Look through the records below and collect all lines that hold the string "的距离第一次是".

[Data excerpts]

--*--

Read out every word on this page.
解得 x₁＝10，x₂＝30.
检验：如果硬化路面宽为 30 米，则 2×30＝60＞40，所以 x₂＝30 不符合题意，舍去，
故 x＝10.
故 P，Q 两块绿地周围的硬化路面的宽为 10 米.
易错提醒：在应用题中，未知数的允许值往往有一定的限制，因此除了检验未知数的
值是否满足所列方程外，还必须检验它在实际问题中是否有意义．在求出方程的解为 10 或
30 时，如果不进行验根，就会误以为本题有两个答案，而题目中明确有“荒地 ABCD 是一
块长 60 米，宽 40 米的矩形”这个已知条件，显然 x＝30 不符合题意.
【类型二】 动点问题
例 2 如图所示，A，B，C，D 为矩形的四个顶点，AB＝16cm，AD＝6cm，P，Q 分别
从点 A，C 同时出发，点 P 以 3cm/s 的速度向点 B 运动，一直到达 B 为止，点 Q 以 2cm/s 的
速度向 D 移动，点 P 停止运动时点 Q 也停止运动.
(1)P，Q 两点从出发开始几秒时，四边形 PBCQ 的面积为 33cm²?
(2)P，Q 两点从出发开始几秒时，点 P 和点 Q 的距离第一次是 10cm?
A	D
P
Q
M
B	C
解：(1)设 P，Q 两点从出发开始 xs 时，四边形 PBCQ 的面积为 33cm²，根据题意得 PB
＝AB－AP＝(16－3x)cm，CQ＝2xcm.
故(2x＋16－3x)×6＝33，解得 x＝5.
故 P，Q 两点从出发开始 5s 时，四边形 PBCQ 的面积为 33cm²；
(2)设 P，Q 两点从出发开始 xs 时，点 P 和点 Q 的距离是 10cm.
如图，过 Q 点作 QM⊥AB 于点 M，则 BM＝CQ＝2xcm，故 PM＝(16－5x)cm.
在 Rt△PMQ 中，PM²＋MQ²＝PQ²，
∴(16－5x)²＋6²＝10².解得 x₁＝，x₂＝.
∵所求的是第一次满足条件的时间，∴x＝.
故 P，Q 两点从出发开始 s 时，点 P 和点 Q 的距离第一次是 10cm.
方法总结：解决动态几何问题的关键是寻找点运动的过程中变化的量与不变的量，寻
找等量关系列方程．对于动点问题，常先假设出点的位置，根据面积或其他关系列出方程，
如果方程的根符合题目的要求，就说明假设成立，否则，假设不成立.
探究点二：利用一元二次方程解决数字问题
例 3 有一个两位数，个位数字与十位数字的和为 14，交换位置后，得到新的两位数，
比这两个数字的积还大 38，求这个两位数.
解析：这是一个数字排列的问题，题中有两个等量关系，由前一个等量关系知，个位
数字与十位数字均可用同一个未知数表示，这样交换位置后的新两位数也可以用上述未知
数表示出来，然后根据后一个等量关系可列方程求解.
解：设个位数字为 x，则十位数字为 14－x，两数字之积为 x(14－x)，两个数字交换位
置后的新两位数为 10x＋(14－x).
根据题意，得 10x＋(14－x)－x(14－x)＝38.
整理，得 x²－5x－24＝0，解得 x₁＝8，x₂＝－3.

--*--

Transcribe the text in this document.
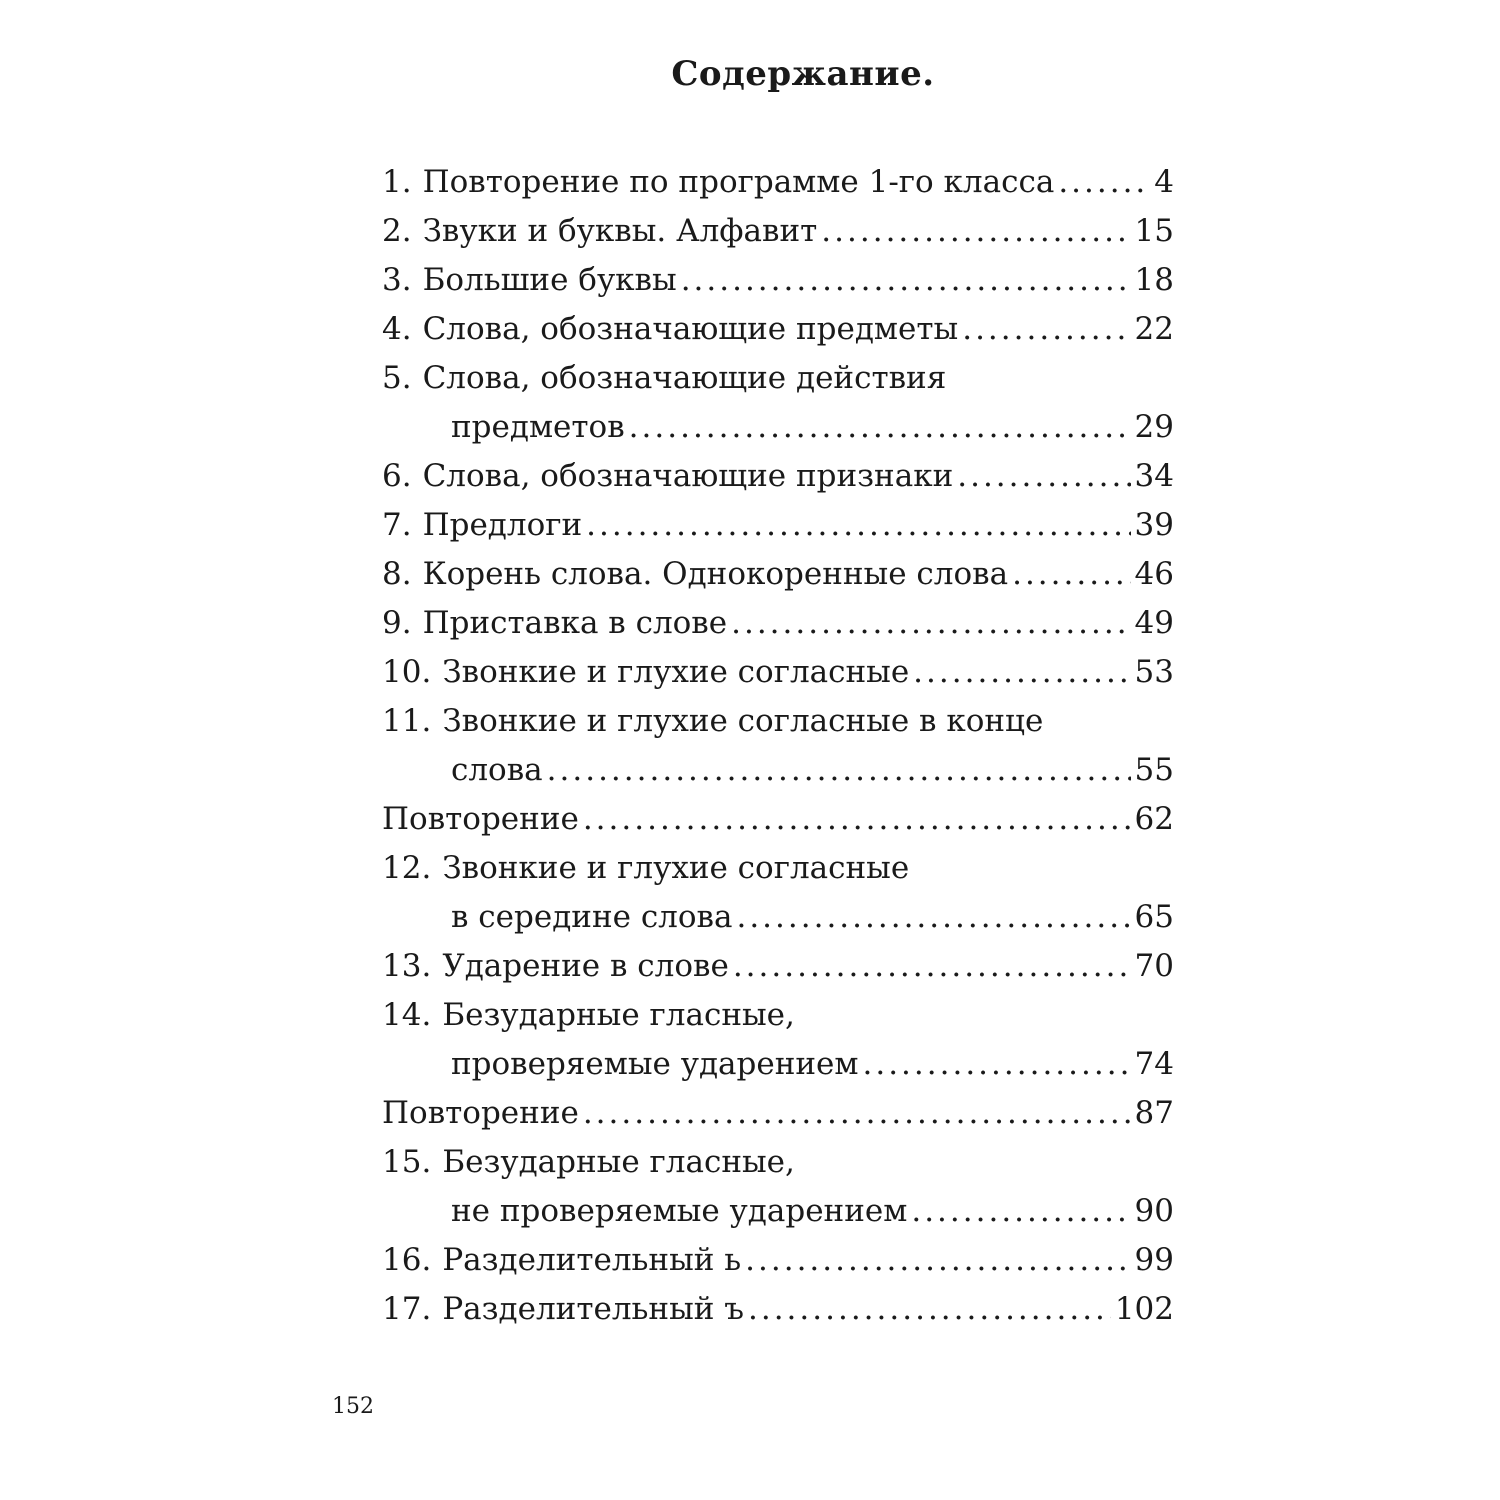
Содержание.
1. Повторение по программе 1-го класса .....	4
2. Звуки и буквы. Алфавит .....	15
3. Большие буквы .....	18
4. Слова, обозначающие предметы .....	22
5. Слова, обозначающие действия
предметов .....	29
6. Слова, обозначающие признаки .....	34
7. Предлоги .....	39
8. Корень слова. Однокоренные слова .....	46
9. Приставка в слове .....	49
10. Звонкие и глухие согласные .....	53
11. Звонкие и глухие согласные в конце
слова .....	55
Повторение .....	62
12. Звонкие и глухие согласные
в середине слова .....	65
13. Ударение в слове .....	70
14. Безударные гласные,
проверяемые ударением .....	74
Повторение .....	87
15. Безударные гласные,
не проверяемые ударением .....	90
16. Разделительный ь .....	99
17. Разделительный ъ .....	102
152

--*--

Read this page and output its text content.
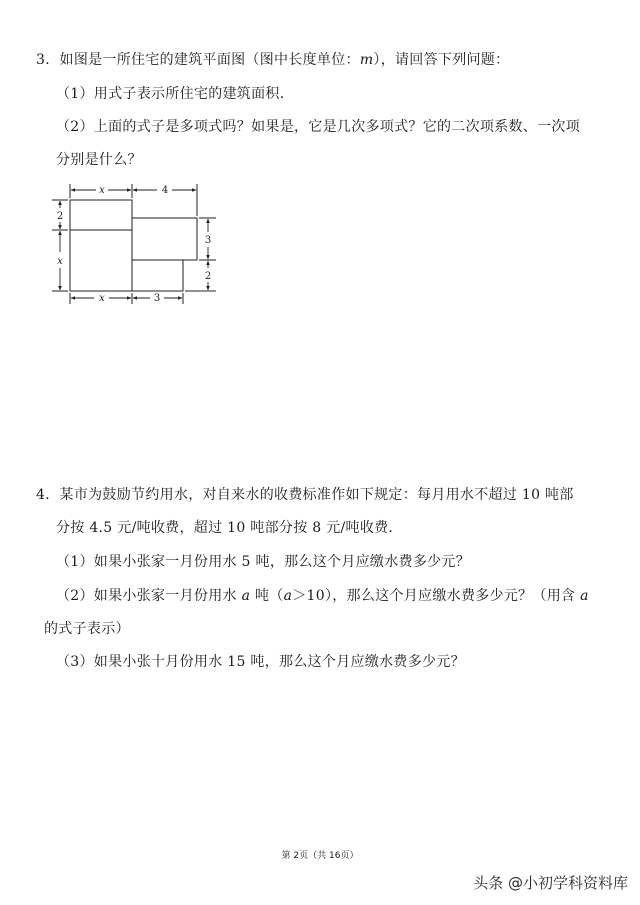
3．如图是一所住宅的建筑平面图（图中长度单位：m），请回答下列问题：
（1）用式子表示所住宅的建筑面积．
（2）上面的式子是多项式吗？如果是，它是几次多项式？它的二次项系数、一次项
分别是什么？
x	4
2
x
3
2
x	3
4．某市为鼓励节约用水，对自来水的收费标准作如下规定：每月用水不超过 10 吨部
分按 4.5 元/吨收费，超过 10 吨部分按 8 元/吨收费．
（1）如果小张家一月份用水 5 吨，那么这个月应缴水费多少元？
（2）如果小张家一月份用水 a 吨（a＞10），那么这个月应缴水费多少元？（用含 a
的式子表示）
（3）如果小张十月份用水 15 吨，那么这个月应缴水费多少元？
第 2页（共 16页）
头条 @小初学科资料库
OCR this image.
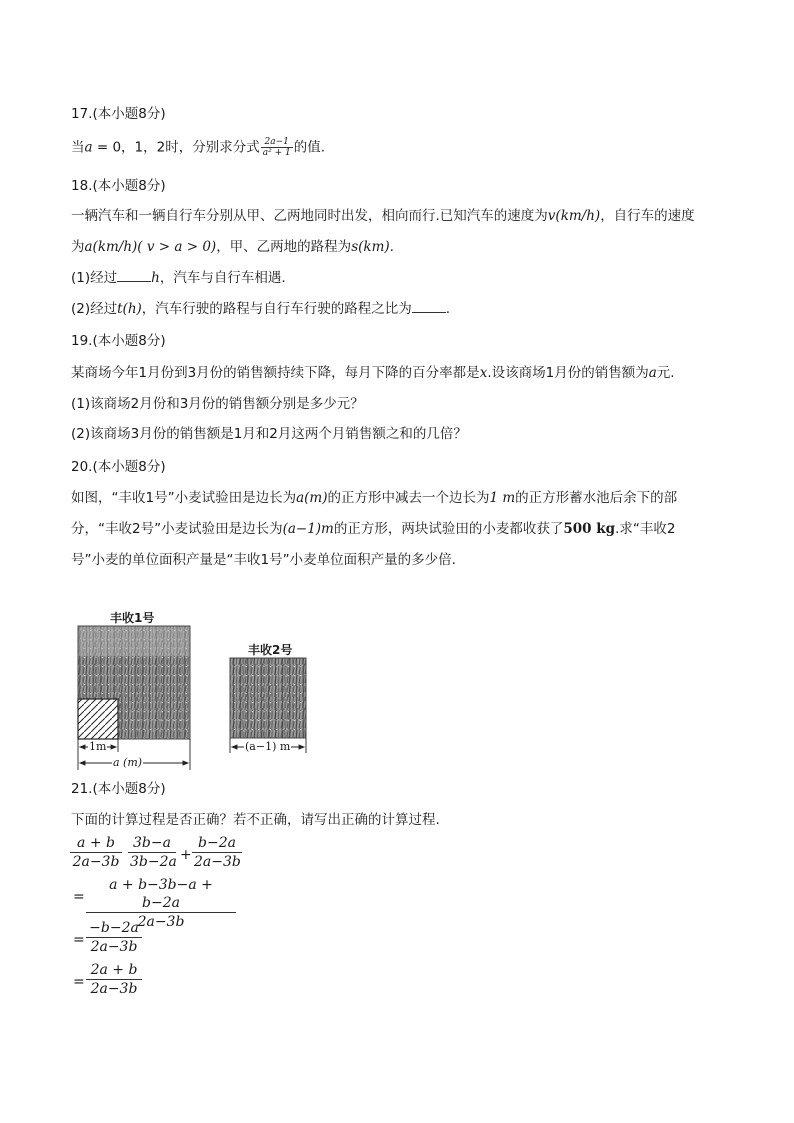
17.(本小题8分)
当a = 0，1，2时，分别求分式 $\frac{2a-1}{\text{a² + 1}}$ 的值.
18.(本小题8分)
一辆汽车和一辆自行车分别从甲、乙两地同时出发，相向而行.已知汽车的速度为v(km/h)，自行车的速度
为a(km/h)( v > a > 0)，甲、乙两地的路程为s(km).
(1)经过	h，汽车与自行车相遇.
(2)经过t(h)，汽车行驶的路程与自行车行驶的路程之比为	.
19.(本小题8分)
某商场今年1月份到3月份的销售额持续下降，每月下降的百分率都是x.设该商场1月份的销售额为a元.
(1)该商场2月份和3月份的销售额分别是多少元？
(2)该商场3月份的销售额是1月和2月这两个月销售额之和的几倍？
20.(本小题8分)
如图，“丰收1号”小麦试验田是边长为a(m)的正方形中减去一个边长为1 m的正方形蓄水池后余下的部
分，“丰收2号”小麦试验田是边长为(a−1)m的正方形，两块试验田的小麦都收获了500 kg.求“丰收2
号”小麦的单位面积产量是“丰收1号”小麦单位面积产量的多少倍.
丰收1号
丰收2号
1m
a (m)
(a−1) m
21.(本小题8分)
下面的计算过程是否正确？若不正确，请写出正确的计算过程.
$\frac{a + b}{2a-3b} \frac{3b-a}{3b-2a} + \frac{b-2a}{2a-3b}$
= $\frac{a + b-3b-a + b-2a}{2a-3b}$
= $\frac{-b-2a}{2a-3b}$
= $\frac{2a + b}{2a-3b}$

--*--

* _The result_:
(2)P，Q 两点从出发开始几秒时，点 P 和点 Q 的距离第一次是 10cm?
故 P，Q 两点从出发开始 s 时，点 P 和点 Q 的距离第一次是 10cm.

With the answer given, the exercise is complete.